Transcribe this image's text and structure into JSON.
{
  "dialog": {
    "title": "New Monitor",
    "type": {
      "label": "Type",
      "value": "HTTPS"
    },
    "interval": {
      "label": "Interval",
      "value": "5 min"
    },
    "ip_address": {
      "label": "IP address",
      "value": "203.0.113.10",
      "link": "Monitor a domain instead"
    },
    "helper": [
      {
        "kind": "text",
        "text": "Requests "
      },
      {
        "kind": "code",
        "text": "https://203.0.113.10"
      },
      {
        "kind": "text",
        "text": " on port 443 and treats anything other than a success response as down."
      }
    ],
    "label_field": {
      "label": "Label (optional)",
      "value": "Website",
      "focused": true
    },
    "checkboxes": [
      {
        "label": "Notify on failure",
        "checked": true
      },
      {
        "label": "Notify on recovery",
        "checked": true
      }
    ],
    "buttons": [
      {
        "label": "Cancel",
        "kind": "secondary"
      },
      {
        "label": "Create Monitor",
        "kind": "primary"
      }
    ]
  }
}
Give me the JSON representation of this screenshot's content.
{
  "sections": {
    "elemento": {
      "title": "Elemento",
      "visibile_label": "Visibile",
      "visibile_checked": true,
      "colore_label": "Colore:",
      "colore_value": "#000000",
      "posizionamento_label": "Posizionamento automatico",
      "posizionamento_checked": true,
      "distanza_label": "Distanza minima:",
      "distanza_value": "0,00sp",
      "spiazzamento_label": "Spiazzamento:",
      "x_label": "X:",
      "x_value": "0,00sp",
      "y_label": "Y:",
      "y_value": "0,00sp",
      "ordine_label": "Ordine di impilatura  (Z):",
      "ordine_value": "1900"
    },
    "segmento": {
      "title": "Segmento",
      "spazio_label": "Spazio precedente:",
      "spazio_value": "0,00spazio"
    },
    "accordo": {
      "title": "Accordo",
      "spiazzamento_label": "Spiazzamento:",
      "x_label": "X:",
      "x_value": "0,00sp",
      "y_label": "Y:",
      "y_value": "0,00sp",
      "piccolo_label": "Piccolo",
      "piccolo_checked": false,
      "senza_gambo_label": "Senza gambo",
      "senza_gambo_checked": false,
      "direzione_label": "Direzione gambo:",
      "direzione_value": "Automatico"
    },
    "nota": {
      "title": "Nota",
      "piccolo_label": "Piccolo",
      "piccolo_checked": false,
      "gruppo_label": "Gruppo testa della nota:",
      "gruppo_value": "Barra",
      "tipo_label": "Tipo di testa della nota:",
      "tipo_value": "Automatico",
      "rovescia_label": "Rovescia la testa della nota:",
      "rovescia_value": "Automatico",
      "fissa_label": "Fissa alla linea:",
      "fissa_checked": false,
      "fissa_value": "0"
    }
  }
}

___

## Work required
Copy out every line of the data that includes the word "kind".

## Expected answer
        "kind": "text",
        "kind": "code",
        "kind": "text",
        "kind": "secondary"
        "kind": "primary"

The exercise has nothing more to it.